## start Input data

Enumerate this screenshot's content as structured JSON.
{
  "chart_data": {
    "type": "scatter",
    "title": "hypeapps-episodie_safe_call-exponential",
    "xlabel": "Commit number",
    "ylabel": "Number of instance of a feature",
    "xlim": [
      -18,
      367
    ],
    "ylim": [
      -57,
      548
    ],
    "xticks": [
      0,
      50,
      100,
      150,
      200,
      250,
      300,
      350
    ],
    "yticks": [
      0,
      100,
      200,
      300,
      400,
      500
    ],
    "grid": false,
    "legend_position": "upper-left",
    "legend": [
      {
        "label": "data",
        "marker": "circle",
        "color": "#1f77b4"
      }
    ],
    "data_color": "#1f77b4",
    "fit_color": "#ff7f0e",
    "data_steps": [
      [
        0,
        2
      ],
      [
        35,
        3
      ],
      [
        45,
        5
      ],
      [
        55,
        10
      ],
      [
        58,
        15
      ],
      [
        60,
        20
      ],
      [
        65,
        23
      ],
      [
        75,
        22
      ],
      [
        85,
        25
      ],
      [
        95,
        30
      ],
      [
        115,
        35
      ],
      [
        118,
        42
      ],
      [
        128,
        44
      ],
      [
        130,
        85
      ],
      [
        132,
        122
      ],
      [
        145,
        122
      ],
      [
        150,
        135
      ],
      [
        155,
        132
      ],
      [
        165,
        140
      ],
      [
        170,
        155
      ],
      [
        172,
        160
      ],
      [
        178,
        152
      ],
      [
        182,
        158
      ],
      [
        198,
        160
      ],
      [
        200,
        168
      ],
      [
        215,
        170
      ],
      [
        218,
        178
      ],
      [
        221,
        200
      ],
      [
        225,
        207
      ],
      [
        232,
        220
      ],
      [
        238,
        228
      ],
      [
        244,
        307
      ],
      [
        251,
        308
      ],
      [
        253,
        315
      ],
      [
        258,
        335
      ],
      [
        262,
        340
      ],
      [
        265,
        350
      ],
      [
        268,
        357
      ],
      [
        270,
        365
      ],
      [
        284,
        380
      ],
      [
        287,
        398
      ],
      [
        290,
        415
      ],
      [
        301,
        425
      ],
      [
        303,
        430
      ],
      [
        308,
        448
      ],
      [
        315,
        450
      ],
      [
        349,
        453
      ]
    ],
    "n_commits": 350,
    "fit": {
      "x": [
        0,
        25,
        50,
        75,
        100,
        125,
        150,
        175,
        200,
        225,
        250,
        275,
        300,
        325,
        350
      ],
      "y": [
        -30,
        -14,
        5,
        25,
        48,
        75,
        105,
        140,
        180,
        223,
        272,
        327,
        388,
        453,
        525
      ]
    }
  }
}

## end Input data

* [What is being asked]: Print the listing above in full, exactly as it is.

* [Worked answer]:
Enumerate this screenshot's content as structured JSON.
{
  "chart_data": {
    "type": "scatter",
    "title": "hypeapps-episodie_safe_call-exponential",
    "xlabel": "Commit number",
    "ylabel": "Number of instance of a feature",
    "xlim": [
      -18,
      367
    ],
    "ylim": [
      -57,
      548
    ],
    "xticks": [
      0,
      50,
      100,
      150,
      200,
      250,
      300,
      350
    ],
    "yticks": [
      0,
      100,
      200,
      300,
      400,
      500
    ],
    "grid": false,
    "legend_position": "upper-left",
    "legend": [
      {
        "label": "data",
        "marker": "circle",
        "color": "#1f77b4"
      }
    ],
    "data_color": "#1f77b4",
    "fit_color": "#ff7f0e",
    "data_steps": [
      [
        0,
        2
      ],
      [
        35,
        3
      ],
      [
        45,
        5
      ],
      [
        55,
        10
      ],
      [
        58,
        15
      ],
      [
        60,
        20
      ],
      [
        65,
        23
      ],
      [
        75,
        22
      ],
      [
        85,
        25
      ],
      [
        95,
        30
      ],
      [
        115,
        35
      ],
      [
        118,
        42
      ],
      [
        128,
        44
      ],
      [
        130,
        85
      ],
      [
        132,
        122
      ],
      [
        145,
        122
      ],
      [
        150,
        135
      ],
      [
        155,
        132
      ],
      [
        165,
        140
      ],
      [
        170,
        155
      ],
      [
        172,
        160
      ],
      [
        178,
        152
      ],
      [
        182,
        158
      ],
      [
        198,
        160
      ],
      [
        200,
        168
      ],
      [
        215,
        170
      ],
      [
        218,
        178
      ],
      [
        221,
        200
      ],
      [
        225,
        207
      ],
      [
        232,
        220
      ],
      [
        238,
        228
      ],
      [
        244,
        307
      ],
      [
        251,
        308
      ],
      [
        253,
        315
      ],
      [
        258,
        335
      ],
      [
        262,
        340
      ],
      [
        265,
        350
      ],
      [
        268,
        357
      ],
      [
        270,
        365
      ],
      [
        284,
        380
      ],
      [
        287,
        398
      ],
      [
        290,
        415
      ],
      [
        301,
        425
      ],
      [
        303,
        430
      ],
      [
        308,
        448
      ],
      [
        315,
        450
      ],
      [
        349,
        453
      ]
    ],
    "n_commits": 350,
    "fit": {
      "x": [
        0,
        25,
        50,
        75,
        100,
        125,
        150,
        175,
        200,
        225,
        250,
        275,
        300,
        325,
        350
      ],
      "y": [
        -30,
        -14,
        5,
        25,
        48,
        75,
        105,
        140,
        180,
        223,
        272,
        327,
        388,
        453,
        525
      ]
    }
  }
}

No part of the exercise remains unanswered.